(To do): Please give the entries again in full and exactly, without any picture.

(Input rows):
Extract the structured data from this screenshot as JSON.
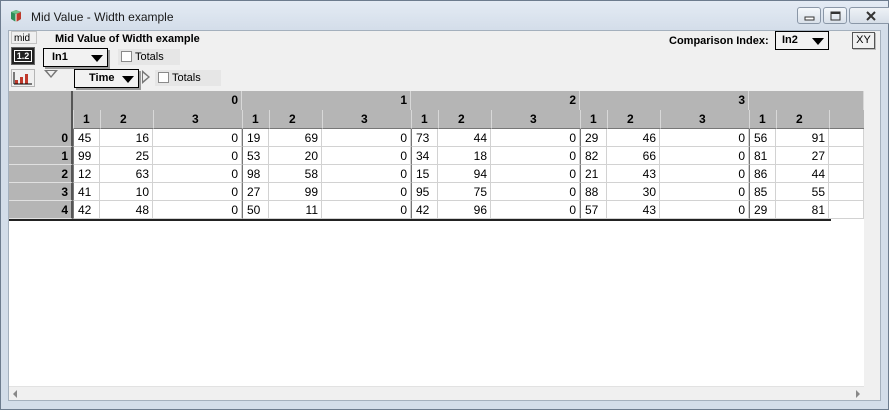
{
  "window": {
    "title": "Mid Value - Width example"
  },
  "toolbar": {
    "mid_label": "mid",
    "table_icon_label": "1.2"
  },
  "header": {
    "title": "Mid Value of Width example",
    "index1": {
      "value": "In1"
    },
    "totals1_label": "Totals",
    "index2": {
      "value": "Time"
    },
    "totals2_label": "Totals",
    "comparison_label": "Comparison Index:",
    "comparison": {
      "value": "In2"
    },
    "xy_label": "XY"
  },
  "table": {
    "groups": [
      "0",
      "1",
      "2",
      "3",
      ""
    ],
    "subheaders": [
      "1",
      "2",
      "3"
    ],
    "rows": [
      {
        "label": "0",
        "cells": [
          "45",
          "16",
          "0",
          "19",
          "69",
          "0",
          "73",
          "44",
          "0",
          "29",
          "46",
          "0",
          "56",
          "91"
        ]
      },
      {
        "label": "1",
        "cells": [
          "99",
          "25",
          "0",
          "53",
          "20",
          "0",
          "34",
          "18",
          "0",
          "82",
          "66",
          "0",
          "81",
          "27"
        ]
      },
      {
        "label": "2",
        "cells": [
          "12",
          "63",
          "0",
          "98",
          "58",
          "0",
          "15",
          "94",
          "0",
          "21",
          "43",
          "0",
          "86",
          "44"
        ]
      },
      {
        "label": "3",
        "cells": [
          "41",
          "10",
          "0",
          "27",
          "99",
          "0",
          "95",
          "75",
          "0",
          "88",
          "30",
          "0",
          "85",
          "55"
        ]
      },
      {
        "label": "4",
        "cells": [
          "42",
          "48",
          "0",
          "50",
          "11",
          "0",
          "42",
          "96",
          "0",
          "57",
          "43",
          "0",
          "29",
          "81"
        ]
      }
    ]
  }
}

(Solution to this task):
Extract the structured data from this screenshot as JSON.
{
  "window": {
    "title": "Mid Value - Width example"
  },
  "toolbar": {
    "mid_label": "mid",
    "table_icon_label": "1.2"
  },
  "header": {
    "title": "Mid Value of Width example",
    "index1": {
      "value": "In1"
    },
    "totals1_label": "Totals",
    "index2": {
      "value": "Time"
    },
    "totals2_label": "Totals",
    "comparison_label": "Comparison Index:",
    "comparison": {
      "value": "In2"
    },
    "xy_label": "XY"
  },
  "table": {
    "groups": [
      "0",
      "1",
      "2",
      "3",
      ""
    ],
    "subheaders": [
      "1",
      "2",
      "3"
    ],
    "rows": [
      {
        "label": "0",
        "cells": [
          "45",
          "16",
          "0",
          "19",
          "69",
          "0",
          "73",
          "44",
          "0",
          "29",
          "46",
          "0",
          "56",
          "91"
        ]
      },
      {
        "label": "1",
        "cells": [
          "99",
          "25",
          "0",
          "53",
          "20",
          "0",
          "34",
          "18",
          "0",
          "82",
          "66",
          "0",
          "81",
          "27"
        ]
      },
      {
        "label": "2",
        "cells": [
          "12",
          "63",
          "0",
          "98",
          "58",
          "0",
          "15",
          "94",
          "0",
          "21",
          "43",
          "0",
          "86",
          "44"
        ]
      },
      {
        "label": "3",
        "cells": [
          "41",
          "10",
          "0",
          "27",
          "99",
          "0",
          "95",
          "75",
          "0",
          "88",
          "30",
          "0",
          "85",
          "55"
        ]
      },
      {
        "label": "4",
        "cells": [
          "42",
          "48",
          "0",
          "50",
          "11",
          "0",
          "42",
          "96",
          "0",
          "57",
          "43",
          "0",
          "29",
          "81"
        ]
      }
    ]
  }
}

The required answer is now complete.